▶ _Directive_:
Lines holding the string "fruit" are the ones to copy from this listing.
__________
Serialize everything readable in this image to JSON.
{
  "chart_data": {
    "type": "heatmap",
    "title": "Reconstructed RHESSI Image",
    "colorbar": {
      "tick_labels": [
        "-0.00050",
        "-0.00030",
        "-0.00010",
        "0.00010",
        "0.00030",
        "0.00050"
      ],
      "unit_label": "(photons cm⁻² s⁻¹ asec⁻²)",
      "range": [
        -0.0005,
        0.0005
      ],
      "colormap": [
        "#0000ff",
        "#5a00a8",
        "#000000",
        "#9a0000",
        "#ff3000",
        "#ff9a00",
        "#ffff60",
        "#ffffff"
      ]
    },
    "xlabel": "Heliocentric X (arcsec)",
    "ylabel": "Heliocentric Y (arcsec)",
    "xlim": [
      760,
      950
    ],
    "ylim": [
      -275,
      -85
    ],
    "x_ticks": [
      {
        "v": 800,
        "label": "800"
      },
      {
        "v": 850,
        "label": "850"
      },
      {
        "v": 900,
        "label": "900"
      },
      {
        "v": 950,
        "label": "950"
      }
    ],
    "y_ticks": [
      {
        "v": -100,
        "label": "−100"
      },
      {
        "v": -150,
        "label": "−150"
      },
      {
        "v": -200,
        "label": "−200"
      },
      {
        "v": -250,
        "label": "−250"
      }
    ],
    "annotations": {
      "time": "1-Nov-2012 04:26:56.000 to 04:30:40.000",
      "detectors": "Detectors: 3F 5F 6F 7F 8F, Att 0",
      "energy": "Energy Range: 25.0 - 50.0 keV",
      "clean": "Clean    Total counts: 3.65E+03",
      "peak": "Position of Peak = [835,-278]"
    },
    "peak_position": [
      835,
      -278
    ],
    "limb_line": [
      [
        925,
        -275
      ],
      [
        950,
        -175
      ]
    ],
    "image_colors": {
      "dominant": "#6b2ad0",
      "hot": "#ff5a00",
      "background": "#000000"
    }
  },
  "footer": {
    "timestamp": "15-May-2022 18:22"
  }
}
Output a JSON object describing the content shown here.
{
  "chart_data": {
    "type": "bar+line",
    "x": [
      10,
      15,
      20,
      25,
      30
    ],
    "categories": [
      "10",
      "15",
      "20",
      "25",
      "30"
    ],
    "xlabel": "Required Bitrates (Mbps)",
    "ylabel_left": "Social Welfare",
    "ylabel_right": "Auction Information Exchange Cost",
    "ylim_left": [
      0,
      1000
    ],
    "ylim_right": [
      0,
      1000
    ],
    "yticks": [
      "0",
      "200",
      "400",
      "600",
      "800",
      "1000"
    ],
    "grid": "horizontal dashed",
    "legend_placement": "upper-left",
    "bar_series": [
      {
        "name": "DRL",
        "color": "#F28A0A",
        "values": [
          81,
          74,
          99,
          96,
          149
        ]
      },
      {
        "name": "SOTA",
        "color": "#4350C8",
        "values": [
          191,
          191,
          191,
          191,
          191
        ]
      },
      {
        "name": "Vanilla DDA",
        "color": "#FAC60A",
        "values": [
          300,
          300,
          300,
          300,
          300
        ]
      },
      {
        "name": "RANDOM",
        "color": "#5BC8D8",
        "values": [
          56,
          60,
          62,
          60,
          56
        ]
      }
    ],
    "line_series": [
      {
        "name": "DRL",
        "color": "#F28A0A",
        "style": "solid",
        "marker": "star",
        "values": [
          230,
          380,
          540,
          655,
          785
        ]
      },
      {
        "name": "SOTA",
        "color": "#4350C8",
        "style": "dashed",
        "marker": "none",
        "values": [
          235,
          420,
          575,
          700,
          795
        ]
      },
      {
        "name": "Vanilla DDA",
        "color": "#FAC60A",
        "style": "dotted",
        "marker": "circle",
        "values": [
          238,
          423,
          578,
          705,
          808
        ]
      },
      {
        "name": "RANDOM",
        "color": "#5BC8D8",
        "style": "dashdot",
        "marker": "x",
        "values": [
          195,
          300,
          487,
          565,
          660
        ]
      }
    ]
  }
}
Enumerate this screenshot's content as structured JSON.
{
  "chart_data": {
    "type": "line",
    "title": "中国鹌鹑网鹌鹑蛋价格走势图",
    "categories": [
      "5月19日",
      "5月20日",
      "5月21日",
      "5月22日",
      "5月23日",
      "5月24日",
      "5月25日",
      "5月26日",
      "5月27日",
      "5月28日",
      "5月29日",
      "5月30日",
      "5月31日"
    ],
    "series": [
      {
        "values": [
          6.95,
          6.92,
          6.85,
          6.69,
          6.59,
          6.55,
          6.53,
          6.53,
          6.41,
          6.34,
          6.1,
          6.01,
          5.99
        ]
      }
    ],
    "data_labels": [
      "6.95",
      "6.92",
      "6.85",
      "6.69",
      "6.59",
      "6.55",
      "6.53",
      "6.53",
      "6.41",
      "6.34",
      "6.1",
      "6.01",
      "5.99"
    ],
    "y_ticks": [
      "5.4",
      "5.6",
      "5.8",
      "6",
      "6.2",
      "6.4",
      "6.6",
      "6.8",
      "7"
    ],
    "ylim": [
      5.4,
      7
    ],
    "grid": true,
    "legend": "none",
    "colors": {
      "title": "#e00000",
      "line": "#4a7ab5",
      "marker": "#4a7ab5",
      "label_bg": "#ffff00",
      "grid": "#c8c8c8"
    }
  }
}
__________
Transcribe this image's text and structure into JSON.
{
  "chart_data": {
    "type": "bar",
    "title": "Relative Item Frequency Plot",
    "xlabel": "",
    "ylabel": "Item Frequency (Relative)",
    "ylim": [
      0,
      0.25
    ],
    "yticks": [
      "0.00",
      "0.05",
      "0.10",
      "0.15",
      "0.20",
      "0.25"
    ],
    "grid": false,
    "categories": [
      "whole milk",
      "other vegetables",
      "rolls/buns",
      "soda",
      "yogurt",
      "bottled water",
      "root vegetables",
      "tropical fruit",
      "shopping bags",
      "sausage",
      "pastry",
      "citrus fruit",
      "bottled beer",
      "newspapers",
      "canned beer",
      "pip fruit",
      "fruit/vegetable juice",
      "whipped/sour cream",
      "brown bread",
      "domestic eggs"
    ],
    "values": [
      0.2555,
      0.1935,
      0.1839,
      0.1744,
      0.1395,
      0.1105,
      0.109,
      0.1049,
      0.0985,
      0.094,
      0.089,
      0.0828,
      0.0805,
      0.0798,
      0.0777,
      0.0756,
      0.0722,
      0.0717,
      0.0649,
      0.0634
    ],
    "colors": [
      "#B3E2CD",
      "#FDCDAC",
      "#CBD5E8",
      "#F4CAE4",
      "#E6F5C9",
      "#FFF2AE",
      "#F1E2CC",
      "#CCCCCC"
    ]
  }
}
__________
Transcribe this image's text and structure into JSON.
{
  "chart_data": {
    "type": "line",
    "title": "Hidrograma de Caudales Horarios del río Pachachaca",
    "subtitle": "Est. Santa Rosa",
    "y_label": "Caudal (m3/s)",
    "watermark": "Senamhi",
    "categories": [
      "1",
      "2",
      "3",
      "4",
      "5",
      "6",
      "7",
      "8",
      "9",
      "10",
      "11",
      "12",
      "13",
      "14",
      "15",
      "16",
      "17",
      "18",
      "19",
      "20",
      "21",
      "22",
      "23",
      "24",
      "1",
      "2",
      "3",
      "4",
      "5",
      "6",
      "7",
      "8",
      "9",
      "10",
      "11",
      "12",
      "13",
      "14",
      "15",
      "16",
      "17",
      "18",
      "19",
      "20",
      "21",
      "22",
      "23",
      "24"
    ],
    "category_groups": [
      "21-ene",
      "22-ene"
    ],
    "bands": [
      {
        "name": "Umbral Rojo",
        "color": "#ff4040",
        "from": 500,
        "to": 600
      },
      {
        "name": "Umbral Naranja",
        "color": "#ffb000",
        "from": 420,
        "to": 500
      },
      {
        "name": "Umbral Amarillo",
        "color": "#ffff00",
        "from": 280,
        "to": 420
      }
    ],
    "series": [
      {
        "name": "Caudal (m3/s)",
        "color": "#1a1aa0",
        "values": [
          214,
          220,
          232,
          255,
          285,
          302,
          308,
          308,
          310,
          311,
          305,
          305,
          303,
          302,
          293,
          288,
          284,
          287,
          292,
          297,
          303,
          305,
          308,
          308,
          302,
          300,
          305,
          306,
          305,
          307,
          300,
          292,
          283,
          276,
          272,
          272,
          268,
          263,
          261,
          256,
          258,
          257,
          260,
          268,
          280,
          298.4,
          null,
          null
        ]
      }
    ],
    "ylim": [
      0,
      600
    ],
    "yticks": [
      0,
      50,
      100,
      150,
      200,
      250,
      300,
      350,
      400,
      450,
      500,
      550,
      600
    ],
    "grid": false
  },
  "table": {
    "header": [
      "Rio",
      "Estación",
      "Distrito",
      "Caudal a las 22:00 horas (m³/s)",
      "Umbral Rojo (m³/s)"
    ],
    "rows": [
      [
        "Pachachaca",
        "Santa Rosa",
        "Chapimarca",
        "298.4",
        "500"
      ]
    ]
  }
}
__________
▶ _Problem solution_:
      "tropical fruit",
      "citrus fruit",
      "pip fruit",
      "fruit/vegetable juice",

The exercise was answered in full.